Data provided →

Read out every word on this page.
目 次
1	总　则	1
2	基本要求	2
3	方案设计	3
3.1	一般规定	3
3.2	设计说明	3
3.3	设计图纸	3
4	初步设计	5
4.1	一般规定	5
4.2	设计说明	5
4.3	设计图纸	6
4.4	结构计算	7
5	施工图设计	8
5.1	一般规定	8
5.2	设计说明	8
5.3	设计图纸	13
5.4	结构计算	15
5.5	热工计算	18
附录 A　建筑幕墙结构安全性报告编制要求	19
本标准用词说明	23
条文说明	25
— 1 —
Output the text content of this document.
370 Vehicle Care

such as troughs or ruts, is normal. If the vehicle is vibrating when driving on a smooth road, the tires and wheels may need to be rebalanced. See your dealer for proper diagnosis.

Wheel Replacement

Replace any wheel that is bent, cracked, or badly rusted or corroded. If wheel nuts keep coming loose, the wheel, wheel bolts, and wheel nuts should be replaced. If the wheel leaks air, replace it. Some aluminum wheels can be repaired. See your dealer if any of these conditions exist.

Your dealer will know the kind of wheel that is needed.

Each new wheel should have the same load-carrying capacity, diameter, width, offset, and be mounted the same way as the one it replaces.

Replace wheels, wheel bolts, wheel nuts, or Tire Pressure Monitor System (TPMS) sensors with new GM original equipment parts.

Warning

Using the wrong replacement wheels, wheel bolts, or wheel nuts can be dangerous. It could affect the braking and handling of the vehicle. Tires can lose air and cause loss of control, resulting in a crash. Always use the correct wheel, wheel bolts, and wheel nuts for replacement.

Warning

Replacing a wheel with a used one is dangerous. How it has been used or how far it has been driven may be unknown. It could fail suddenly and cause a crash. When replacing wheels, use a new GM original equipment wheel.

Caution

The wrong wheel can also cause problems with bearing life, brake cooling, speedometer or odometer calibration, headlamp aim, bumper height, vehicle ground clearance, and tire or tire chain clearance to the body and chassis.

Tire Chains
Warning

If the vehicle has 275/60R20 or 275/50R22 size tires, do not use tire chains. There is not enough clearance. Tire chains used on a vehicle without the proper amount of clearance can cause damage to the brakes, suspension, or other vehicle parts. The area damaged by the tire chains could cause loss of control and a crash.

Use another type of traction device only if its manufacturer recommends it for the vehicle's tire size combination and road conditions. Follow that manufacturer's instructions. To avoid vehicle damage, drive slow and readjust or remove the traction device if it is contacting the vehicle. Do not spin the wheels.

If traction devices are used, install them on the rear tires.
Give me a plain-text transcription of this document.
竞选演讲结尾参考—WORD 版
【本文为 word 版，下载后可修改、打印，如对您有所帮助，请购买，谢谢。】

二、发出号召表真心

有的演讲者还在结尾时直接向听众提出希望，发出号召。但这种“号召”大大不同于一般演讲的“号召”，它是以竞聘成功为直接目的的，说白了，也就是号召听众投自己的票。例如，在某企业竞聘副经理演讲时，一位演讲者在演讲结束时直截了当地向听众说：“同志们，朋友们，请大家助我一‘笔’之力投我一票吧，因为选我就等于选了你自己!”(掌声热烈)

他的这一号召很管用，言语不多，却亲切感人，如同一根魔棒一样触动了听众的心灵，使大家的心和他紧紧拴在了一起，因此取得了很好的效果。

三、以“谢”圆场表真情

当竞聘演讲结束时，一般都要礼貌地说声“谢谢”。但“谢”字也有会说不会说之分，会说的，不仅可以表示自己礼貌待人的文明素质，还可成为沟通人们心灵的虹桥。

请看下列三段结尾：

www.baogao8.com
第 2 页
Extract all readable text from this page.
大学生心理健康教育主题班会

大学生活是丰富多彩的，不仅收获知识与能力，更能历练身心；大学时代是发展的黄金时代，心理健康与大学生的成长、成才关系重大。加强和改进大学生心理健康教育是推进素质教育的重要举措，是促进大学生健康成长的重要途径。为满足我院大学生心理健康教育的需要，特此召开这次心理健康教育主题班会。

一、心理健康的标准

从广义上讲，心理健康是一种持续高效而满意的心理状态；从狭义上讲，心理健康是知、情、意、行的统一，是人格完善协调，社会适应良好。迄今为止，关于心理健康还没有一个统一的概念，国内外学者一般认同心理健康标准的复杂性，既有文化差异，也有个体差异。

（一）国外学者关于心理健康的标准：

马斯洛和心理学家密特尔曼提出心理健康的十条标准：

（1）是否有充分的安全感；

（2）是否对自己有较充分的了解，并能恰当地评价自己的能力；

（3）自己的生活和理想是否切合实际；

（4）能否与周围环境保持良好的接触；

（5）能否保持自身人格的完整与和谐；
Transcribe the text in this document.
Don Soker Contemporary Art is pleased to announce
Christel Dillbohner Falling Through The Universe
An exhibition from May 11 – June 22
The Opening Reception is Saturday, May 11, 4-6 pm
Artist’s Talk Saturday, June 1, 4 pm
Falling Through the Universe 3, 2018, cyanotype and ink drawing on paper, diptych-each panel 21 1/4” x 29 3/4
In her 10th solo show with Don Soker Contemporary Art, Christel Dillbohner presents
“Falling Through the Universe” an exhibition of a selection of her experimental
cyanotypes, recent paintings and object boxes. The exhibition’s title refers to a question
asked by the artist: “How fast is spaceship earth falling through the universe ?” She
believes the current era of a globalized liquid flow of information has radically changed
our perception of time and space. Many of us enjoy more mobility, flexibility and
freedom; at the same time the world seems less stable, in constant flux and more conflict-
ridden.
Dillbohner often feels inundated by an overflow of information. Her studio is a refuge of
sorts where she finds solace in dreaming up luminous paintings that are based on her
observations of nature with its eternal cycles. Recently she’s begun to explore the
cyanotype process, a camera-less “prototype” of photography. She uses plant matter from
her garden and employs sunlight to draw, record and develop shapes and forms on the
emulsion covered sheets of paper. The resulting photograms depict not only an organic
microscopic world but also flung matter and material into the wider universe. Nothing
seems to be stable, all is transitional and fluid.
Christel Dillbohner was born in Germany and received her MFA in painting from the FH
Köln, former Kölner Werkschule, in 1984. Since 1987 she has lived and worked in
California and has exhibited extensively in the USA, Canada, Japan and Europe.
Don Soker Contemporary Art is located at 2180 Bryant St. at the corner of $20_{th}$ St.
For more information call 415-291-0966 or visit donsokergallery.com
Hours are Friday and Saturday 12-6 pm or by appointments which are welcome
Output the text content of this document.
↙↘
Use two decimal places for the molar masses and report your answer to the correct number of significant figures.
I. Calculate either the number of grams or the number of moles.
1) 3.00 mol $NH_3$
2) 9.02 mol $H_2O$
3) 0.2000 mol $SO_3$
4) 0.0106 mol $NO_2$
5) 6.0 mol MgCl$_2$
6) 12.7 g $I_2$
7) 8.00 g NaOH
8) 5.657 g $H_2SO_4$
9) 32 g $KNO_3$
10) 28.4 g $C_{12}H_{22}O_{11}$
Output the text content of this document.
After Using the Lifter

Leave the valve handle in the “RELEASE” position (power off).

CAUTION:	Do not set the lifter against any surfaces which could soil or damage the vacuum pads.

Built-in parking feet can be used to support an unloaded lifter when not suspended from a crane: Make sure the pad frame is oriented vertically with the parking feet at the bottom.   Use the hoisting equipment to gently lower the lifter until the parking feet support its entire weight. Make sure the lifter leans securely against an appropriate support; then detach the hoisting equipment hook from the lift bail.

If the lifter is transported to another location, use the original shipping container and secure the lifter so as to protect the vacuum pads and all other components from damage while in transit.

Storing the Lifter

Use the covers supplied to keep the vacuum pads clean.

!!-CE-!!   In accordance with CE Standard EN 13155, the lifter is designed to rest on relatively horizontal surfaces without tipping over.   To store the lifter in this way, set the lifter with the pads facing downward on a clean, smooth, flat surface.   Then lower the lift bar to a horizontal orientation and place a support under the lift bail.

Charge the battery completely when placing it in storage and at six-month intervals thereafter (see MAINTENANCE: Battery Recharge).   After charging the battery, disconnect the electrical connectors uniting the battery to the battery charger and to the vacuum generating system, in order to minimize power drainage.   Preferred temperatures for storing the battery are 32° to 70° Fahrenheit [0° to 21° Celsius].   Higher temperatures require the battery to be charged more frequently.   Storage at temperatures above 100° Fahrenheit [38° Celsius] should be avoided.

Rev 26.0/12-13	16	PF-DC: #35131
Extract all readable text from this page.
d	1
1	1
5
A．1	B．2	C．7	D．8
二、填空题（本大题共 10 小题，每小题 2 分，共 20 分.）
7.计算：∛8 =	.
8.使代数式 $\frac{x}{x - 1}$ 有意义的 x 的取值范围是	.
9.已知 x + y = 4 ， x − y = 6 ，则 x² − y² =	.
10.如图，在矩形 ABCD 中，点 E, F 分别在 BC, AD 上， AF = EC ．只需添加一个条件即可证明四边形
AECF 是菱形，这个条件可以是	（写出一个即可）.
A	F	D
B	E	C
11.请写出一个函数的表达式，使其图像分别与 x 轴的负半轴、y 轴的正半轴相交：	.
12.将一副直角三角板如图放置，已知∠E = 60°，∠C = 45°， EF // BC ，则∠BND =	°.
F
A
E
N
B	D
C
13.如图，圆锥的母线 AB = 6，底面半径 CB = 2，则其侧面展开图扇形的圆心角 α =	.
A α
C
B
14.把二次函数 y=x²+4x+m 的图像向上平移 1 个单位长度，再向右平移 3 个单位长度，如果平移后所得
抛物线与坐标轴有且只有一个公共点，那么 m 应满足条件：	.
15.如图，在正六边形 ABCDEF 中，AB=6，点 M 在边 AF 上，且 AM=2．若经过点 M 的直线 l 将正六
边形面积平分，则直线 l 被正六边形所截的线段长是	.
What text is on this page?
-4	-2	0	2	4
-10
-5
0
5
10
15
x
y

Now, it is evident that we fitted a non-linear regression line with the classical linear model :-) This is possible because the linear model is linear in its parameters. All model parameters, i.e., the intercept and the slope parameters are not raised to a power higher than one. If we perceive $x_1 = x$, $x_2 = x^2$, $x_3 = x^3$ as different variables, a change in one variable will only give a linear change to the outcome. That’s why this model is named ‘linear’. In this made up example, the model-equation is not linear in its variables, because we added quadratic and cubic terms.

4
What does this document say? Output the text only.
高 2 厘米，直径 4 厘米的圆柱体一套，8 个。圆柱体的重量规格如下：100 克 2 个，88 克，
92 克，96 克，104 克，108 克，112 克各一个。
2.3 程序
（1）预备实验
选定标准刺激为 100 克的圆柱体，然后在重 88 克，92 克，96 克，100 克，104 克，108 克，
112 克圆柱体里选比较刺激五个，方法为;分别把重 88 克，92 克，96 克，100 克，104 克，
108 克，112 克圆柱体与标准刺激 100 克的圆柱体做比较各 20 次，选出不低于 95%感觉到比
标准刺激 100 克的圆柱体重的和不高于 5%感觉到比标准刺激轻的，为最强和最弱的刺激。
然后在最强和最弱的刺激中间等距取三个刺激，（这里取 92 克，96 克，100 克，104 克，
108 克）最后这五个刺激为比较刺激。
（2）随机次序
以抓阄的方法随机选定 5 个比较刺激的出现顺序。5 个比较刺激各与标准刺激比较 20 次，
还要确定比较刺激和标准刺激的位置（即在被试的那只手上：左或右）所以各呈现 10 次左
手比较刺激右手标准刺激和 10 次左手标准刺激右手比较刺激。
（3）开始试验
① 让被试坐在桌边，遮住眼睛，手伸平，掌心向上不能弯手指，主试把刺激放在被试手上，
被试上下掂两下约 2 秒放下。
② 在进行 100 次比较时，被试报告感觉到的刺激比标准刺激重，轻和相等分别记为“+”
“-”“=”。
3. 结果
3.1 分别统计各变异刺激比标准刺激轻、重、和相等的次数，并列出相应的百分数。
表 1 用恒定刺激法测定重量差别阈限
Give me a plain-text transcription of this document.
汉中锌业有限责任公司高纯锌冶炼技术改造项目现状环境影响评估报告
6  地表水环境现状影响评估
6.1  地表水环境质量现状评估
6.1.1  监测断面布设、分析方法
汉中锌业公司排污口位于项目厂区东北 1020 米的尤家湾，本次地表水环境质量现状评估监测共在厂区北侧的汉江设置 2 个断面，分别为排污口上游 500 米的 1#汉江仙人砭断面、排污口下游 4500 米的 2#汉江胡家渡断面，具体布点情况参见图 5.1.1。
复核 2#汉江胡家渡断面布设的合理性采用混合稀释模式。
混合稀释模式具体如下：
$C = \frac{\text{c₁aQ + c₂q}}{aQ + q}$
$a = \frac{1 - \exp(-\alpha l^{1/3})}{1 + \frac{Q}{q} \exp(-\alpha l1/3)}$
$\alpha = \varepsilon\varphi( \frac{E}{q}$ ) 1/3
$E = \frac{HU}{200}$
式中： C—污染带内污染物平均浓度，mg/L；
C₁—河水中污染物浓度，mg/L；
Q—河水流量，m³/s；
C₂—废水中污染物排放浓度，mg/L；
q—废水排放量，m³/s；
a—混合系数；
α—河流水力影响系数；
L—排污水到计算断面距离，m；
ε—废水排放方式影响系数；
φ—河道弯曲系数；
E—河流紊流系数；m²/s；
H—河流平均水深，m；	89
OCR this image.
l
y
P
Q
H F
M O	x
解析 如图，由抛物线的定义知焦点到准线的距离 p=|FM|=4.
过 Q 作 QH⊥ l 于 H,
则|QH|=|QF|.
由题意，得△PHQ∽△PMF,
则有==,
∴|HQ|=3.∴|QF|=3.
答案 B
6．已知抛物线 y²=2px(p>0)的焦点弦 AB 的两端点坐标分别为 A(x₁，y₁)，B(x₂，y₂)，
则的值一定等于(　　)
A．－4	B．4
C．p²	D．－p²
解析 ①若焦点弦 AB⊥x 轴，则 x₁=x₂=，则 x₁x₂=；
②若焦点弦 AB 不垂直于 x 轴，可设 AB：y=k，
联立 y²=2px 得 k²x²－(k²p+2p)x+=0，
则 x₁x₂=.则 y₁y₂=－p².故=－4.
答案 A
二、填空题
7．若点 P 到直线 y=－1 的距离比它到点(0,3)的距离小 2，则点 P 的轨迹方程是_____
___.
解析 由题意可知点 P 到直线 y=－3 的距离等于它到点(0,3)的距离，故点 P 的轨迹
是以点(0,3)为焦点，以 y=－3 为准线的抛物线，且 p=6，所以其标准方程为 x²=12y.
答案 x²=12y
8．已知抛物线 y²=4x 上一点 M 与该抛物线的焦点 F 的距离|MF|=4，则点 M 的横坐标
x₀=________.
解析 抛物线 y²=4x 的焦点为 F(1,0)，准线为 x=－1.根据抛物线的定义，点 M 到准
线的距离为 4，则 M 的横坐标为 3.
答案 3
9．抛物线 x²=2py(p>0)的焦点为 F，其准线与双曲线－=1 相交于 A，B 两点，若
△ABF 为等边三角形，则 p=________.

What is expected → From the listing above, collect every line that mentions the word "dangerous".

The completed task →
Using the wrong replacement wheels, wheel bolts, or wheel nuts can be dangerous. It could affect the braking and handling of the vehicle. Tires can lose air and cause loss of control, resulting in a crash. Always use the correct wheel, wheel bolts, and wheel nuts for replacement.
Replacing a wheel with a used one is dangerous. How it has been used or how far it has been driven may be unknown. It could fail suddenly and cause a crash. When replacing wheels, use a new GM original equipment wheel.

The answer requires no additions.